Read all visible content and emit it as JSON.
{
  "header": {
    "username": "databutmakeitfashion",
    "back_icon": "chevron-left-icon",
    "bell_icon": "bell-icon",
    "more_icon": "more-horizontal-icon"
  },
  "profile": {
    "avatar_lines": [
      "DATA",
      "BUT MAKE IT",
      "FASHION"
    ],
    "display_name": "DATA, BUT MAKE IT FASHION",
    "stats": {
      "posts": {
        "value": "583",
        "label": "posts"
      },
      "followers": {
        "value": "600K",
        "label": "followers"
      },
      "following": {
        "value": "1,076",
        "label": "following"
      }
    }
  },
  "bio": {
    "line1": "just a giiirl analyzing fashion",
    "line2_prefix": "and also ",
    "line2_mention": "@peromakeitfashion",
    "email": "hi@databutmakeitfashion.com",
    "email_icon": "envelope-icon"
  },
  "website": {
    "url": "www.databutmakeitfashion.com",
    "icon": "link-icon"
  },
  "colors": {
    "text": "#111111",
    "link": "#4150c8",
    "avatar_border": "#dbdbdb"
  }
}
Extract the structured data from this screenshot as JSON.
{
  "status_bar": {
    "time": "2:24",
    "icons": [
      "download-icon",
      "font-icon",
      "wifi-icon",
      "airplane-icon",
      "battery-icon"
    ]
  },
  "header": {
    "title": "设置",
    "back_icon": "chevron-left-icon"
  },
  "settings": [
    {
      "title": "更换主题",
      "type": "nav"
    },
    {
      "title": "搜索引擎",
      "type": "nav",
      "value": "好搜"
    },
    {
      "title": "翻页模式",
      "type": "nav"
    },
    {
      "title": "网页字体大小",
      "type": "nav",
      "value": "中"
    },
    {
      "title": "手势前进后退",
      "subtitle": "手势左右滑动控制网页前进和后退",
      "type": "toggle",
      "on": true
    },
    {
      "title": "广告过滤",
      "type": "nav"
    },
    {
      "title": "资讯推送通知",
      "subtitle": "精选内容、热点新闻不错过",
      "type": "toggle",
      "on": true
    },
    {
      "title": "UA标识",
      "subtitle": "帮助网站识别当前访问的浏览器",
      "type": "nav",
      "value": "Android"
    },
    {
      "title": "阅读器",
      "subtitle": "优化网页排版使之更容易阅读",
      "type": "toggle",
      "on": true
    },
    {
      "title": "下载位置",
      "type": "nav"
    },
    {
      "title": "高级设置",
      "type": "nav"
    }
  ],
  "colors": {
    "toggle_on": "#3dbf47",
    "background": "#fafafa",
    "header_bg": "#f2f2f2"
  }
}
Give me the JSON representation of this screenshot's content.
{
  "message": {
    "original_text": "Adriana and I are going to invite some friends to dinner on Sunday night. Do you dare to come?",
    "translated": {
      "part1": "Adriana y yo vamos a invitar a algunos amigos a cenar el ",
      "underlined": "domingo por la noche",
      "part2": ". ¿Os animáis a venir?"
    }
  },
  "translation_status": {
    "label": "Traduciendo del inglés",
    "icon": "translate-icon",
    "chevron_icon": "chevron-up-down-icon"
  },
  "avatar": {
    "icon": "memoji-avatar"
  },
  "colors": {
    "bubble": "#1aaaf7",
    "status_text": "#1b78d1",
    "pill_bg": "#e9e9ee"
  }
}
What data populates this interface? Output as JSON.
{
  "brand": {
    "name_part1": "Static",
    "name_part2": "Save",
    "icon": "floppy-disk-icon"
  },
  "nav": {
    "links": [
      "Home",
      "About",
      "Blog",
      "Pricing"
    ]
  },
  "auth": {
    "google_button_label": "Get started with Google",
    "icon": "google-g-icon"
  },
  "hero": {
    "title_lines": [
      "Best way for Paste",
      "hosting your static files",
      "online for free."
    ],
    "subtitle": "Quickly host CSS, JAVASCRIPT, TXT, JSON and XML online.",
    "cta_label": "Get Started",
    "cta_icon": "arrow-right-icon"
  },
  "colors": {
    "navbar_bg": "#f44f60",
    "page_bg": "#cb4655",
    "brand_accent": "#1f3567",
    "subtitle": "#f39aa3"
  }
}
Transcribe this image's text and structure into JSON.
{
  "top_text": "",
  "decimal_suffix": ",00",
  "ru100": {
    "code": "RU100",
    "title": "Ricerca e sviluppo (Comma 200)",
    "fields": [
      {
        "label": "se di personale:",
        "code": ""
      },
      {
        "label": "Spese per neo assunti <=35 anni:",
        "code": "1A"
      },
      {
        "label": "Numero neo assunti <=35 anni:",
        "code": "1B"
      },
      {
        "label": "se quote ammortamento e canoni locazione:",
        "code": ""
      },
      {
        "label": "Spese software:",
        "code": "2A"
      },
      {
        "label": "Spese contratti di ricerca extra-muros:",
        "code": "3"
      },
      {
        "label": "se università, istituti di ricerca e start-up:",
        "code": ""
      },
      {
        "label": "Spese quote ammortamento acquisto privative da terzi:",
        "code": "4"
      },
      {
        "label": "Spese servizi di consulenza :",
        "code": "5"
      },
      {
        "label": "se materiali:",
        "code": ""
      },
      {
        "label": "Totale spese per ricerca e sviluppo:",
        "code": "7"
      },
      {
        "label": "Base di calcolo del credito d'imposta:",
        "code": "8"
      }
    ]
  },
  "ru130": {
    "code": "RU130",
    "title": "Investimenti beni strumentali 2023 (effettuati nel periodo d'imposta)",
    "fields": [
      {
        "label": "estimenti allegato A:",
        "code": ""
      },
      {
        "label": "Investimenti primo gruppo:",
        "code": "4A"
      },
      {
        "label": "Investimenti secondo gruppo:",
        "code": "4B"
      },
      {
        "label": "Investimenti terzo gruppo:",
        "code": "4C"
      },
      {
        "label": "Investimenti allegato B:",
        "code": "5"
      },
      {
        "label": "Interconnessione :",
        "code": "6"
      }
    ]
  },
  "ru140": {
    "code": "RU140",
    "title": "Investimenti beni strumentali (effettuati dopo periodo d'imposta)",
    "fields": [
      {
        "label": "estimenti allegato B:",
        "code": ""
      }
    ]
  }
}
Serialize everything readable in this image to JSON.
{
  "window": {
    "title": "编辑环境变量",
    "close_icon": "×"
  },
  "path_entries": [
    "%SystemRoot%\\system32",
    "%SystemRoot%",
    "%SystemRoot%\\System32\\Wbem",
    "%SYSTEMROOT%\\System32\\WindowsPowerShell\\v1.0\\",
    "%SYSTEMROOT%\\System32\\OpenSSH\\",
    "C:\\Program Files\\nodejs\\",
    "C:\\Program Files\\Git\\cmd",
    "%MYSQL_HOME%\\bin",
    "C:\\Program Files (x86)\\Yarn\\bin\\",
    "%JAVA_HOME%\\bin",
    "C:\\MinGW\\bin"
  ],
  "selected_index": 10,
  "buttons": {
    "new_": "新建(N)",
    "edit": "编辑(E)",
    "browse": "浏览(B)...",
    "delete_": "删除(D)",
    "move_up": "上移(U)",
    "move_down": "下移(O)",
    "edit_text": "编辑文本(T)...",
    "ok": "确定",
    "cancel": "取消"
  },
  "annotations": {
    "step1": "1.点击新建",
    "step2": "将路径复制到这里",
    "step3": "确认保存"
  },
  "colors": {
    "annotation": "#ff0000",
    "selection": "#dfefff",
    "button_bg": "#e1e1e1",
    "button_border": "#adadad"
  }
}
● ● ● ●
» WHAT IS ASKED
Using the material above, copy every line in which the string "sviluppo" occurs.

» RESULT
    "title": "Ricerca e sviluppo (Comma 200)",
        "label": "Totale spese per ricerca e sviluppo:",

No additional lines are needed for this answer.